Aim of the exercise: Starting from the line containing "Read this page and output its text content.", write out the rest of the entries exactly, through the final line, including nothing else.

Task input START

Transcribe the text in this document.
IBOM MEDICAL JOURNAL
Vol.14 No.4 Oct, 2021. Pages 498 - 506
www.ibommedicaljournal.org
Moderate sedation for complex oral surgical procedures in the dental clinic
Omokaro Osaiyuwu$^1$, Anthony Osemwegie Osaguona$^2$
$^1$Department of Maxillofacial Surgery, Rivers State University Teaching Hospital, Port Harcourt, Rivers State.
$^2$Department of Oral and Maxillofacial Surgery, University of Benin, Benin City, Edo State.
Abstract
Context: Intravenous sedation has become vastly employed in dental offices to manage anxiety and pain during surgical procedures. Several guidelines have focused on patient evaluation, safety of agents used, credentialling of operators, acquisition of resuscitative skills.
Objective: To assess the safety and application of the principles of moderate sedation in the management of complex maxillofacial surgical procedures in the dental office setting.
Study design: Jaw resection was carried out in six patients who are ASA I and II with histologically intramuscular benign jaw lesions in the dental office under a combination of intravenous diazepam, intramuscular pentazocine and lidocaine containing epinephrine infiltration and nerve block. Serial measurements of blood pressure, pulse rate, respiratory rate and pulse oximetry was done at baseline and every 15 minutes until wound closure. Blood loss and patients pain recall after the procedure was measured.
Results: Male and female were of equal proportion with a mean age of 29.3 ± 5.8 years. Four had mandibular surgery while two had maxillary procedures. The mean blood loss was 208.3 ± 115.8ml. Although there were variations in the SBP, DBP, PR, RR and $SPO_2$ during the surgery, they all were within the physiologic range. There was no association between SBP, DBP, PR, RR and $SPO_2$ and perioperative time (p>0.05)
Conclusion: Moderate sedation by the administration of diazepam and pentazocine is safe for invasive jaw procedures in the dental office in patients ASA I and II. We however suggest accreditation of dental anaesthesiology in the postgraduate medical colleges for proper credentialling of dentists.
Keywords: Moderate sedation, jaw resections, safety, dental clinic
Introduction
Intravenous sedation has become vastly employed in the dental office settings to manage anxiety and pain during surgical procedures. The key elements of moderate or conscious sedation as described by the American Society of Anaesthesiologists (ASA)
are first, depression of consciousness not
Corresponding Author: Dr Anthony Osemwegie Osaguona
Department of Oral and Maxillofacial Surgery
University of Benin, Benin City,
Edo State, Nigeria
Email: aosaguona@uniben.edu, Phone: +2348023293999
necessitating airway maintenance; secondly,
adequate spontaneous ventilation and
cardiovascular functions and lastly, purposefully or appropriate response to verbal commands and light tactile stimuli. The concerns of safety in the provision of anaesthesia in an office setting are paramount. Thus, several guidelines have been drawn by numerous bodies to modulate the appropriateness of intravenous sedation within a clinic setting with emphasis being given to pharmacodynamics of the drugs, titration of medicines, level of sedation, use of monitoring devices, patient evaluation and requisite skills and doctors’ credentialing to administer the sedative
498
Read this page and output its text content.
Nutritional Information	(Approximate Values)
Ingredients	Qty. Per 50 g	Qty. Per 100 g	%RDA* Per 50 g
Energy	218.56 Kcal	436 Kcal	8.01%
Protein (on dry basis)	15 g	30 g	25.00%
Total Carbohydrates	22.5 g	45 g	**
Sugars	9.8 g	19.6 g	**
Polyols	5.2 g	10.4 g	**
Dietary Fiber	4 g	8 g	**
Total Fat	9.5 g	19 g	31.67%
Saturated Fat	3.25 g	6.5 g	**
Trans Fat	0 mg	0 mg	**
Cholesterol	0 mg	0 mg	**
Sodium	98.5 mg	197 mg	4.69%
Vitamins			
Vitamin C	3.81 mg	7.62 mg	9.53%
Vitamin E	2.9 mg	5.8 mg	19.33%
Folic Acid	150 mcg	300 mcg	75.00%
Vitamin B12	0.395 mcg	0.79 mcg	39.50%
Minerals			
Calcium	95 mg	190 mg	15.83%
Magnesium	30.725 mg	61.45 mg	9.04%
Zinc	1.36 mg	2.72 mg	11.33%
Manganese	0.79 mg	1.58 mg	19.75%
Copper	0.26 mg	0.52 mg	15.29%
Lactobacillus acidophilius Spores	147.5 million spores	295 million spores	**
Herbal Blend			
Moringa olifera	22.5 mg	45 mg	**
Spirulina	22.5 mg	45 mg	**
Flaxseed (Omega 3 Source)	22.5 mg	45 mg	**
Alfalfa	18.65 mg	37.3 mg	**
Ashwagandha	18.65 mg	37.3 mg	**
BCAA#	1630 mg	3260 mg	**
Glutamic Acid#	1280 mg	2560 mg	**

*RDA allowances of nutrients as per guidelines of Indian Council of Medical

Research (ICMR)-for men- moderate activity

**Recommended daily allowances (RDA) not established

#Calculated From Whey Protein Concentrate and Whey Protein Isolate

Task input END

Written reply:
Read this page and output its text content.
Nutritional Information	(Approximate Values)
Ingredients	Qty. Per 50 g	Qty. Per 100 g	%RDA* Per 50 g
Energy	218.56 Kcal	436 Kcal	8.01%
Protein (on dry basis)	15 g	30 g	25.00%
Total Carbohydrates	22.5 g	45 g	**
Sugars	9.8 g	19.6 g	**
Polyols	5.2 g	10.4 g	**
Dietary Fiber	4 g	8 g	**
Total Fat	9.5 g	19 g	31.67%
Saturated Fat	3.25 g	6.5 g	**
Trans Fat	0 mg	0 mg	**
Cholesterol	0 mg	0 mg	**
Sodium	98.5 mg	197 mg	4.69%
Vitamins			
Vitamin C	3.81 mg	7.62 mg	9.53%
Vitamin E	2.9 mg	5.8 mg	19.33%
Folic Acid	150 mcg	300 mcg	75.00%
Vitamin B12	0.395 mcg	0.79 mcg	39.50%
Minerals			
Calcium	95 mg	190 mg	15.83%
Magnesium	30.725 mg	61.45 mg	9.04%
Zinc	1.36 mg	2.72 mg	11.33%
Manganese	0.79 mg	1.58 mg	19.75%
Copper	0.26 mg	0.52 mg	15.29%
Lactobacillus acidophilius Spores	147.5 million spores	295 million spores	**
Herbal Blend			
Moringa olifera	22.5 mg	45 mg	**
Spirulina	22.5 mg	45 mg	**
Flaxseed (Omega 3 Source)	22.5 mg	45 mg	**
Alfalfa	18.65 mg	37.3 mg	**
Ashwagandha	18.65 mg	37.3 mg	**
BCAA#	1630 mg	3260 mg	**
Glutamic Acid#	1280 mg	2560 mg	**

*RDA allowances of nutrients as per guidelines of Indian Council of Medical

Research (ICMR)-for men- moderate activity

**Recommended daily allowances (RDA) not established

#Calculated From Whey Protein Concentrate and Whey Protein Isolate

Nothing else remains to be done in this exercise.